**RECORDS SUPPLIED**
****************************************

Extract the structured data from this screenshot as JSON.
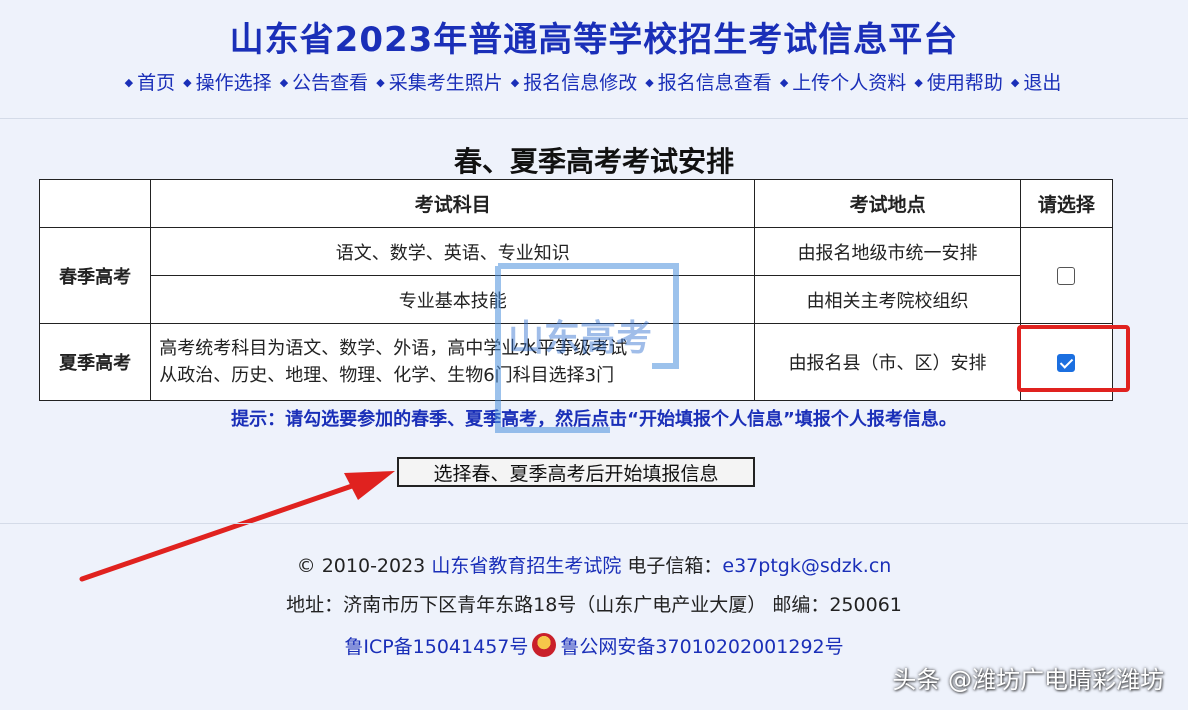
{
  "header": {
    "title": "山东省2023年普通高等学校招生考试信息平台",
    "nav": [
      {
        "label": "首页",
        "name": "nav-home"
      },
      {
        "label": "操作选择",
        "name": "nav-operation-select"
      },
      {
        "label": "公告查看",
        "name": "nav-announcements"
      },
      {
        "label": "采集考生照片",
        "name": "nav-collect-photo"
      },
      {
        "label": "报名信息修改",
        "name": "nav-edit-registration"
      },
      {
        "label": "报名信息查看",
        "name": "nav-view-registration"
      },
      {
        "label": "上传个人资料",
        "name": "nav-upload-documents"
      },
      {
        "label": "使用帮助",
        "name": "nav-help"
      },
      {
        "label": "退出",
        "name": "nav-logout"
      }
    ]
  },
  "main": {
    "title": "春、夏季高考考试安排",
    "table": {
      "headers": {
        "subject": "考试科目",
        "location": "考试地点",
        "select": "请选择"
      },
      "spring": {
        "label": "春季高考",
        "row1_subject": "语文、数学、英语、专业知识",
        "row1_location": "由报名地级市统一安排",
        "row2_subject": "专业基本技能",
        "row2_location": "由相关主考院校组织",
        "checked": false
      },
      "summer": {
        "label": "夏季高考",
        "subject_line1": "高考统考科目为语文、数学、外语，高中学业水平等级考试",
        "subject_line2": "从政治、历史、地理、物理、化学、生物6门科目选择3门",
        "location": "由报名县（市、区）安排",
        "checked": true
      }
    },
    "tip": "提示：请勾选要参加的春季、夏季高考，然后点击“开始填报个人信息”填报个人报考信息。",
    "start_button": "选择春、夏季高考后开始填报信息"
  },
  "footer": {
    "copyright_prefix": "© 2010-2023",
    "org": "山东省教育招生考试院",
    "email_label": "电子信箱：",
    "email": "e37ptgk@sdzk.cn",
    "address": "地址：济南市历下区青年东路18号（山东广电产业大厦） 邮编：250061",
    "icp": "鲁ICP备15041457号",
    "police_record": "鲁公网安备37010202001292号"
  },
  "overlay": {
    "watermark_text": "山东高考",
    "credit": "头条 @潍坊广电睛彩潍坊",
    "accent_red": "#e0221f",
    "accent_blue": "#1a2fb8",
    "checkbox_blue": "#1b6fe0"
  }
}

****************************************

**WHAT NEEDS TO BE DONE**
In the listing above, how many lines include the word "select"? Answer with the number and nothing more.

**REPLY**
2